WRITTEN INSTRUCTION =
Using the listing below, report all lines holding the word "name".
* START TASK INPUTS *
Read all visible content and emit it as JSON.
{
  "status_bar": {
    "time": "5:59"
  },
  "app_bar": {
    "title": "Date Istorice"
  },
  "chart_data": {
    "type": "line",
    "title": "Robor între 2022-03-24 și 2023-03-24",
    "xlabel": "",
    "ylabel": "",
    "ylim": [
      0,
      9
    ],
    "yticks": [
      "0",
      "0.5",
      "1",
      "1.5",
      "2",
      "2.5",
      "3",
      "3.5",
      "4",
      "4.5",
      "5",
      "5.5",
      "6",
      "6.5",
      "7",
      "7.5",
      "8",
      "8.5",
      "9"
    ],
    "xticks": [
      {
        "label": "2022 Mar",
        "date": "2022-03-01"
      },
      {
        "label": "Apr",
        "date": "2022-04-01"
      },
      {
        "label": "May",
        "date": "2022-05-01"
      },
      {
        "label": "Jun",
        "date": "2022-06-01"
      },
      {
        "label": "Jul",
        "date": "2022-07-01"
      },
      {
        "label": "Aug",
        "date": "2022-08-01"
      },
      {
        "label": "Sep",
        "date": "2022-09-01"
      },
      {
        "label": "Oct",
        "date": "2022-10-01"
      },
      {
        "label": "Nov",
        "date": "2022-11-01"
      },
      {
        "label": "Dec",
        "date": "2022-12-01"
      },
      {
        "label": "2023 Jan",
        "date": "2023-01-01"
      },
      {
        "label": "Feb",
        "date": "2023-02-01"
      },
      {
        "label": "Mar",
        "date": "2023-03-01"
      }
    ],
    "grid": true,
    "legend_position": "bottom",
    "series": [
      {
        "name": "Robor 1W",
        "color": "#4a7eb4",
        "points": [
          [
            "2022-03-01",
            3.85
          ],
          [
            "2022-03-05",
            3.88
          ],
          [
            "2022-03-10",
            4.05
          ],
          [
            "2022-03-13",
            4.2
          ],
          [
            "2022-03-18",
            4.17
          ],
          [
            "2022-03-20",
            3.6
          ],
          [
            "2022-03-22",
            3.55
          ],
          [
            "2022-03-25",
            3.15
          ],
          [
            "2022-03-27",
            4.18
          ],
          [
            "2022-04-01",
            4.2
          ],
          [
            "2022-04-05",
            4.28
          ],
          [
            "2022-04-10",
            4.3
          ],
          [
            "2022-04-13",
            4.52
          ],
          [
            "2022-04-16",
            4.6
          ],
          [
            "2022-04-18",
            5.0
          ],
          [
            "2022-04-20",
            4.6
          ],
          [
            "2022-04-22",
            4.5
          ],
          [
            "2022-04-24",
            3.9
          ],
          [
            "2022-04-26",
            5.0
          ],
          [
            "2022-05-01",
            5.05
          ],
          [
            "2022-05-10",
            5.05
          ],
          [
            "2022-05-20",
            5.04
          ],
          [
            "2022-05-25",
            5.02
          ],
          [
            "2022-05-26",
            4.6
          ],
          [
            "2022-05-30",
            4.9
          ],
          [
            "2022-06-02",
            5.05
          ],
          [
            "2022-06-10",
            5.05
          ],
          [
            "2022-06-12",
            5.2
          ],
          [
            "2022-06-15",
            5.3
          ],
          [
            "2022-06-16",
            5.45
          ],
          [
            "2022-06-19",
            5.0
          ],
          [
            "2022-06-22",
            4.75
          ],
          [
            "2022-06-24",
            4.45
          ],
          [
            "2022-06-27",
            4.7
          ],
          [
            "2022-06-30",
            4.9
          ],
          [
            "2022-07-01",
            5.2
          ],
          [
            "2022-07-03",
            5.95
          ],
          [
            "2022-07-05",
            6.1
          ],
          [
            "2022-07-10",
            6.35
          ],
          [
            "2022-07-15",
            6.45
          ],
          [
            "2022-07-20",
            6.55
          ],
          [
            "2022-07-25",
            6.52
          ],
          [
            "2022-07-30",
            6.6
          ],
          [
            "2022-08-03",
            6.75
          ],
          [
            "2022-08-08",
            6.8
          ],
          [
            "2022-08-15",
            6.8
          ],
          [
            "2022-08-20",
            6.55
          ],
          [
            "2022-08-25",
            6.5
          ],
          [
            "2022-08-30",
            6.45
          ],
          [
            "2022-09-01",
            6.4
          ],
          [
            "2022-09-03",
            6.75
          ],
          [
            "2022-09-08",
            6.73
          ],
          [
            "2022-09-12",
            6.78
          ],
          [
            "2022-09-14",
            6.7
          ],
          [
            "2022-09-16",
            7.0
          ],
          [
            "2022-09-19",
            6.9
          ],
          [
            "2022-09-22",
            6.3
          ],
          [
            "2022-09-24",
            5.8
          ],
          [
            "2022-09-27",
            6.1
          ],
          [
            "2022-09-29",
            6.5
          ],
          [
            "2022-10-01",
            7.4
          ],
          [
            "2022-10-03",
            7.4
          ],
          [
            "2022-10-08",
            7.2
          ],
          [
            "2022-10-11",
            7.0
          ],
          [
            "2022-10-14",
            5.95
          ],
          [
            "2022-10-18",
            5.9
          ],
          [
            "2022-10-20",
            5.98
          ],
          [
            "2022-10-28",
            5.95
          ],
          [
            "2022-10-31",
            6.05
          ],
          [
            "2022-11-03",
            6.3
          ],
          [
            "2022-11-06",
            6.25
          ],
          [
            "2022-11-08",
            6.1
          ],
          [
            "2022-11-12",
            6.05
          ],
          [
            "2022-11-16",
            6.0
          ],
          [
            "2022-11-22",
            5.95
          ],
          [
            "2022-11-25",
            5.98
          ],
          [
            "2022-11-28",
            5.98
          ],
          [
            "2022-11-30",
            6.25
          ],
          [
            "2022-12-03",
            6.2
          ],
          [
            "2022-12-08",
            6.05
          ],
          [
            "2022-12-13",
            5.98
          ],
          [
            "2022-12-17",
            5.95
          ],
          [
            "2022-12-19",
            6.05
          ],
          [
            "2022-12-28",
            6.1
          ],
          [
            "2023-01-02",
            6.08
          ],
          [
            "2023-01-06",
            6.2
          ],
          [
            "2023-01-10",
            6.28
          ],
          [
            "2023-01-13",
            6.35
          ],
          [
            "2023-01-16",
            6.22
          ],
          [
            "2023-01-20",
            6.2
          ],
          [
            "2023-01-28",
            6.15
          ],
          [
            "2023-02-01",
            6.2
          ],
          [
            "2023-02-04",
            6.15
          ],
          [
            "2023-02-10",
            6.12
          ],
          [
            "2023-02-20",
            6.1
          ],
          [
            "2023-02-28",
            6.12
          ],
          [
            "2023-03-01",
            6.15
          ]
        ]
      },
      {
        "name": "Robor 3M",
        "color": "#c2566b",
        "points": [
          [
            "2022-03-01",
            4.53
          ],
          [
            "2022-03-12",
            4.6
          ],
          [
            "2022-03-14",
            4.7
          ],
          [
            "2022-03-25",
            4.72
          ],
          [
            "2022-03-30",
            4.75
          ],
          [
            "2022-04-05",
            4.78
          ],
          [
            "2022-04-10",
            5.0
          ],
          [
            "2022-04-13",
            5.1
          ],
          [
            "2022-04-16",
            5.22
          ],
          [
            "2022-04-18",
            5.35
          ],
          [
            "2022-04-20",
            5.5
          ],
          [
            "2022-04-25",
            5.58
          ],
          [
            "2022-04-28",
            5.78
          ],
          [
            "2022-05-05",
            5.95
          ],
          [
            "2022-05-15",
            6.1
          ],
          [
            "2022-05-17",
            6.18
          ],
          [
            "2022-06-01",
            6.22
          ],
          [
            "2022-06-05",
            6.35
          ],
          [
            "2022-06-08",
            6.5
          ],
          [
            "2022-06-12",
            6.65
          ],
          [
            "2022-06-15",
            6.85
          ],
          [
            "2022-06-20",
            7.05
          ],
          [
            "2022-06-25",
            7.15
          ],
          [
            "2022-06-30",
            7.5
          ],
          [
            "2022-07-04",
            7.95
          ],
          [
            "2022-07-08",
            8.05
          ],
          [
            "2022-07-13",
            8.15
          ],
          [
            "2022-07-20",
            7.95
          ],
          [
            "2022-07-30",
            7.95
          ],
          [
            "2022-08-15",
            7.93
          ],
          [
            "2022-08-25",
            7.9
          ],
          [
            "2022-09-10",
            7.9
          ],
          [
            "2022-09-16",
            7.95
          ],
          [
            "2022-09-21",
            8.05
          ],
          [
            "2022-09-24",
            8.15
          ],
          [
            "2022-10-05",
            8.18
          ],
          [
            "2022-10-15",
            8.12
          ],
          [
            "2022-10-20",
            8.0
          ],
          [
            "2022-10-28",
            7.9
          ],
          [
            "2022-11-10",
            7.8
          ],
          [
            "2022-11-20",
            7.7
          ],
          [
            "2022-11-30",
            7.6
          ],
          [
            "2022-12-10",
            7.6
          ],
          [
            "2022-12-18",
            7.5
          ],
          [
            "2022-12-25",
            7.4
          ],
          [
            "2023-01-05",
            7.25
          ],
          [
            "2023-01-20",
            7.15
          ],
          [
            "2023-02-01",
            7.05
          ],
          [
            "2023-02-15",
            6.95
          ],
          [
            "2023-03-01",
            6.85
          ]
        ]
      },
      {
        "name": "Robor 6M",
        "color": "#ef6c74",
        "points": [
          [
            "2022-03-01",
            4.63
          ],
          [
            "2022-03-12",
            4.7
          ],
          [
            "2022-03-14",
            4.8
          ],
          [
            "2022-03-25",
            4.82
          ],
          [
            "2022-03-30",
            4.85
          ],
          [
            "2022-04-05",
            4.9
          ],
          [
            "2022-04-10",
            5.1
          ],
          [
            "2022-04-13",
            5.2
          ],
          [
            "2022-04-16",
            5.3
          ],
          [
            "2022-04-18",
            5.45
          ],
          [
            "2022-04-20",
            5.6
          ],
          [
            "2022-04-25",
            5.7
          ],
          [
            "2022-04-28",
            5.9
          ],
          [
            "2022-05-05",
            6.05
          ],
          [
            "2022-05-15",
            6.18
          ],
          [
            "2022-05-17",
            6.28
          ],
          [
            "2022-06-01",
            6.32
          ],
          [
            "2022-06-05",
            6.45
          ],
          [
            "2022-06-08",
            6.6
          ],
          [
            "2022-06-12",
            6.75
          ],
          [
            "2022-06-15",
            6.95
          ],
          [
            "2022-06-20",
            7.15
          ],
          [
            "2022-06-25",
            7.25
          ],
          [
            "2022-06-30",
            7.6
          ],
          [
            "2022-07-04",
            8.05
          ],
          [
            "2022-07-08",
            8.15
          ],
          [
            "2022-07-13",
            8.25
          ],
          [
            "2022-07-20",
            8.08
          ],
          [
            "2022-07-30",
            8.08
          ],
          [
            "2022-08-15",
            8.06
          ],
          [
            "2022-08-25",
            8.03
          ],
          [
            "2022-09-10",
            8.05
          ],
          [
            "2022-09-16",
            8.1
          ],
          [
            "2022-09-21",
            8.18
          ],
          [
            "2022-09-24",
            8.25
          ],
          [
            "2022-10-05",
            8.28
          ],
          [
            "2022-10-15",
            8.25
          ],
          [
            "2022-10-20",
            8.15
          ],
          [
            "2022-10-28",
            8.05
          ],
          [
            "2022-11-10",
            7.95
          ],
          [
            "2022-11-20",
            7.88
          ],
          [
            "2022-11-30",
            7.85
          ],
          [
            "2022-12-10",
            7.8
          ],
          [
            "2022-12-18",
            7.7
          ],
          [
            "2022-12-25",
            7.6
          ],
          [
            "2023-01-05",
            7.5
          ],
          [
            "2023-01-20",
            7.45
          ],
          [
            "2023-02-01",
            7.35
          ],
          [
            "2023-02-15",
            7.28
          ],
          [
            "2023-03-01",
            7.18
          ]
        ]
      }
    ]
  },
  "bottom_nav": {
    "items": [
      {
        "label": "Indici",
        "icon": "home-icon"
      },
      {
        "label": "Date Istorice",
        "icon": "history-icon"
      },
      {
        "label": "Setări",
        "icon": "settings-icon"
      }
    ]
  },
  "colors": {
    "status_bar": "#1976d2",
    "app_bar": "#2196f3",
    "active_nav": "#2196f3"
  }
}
* END TASK INPUTS *
FINISHED EXERCISE =
        "name": "Robor 1W",
        "name": "Robor 3M",
        "name": "Robor 6M",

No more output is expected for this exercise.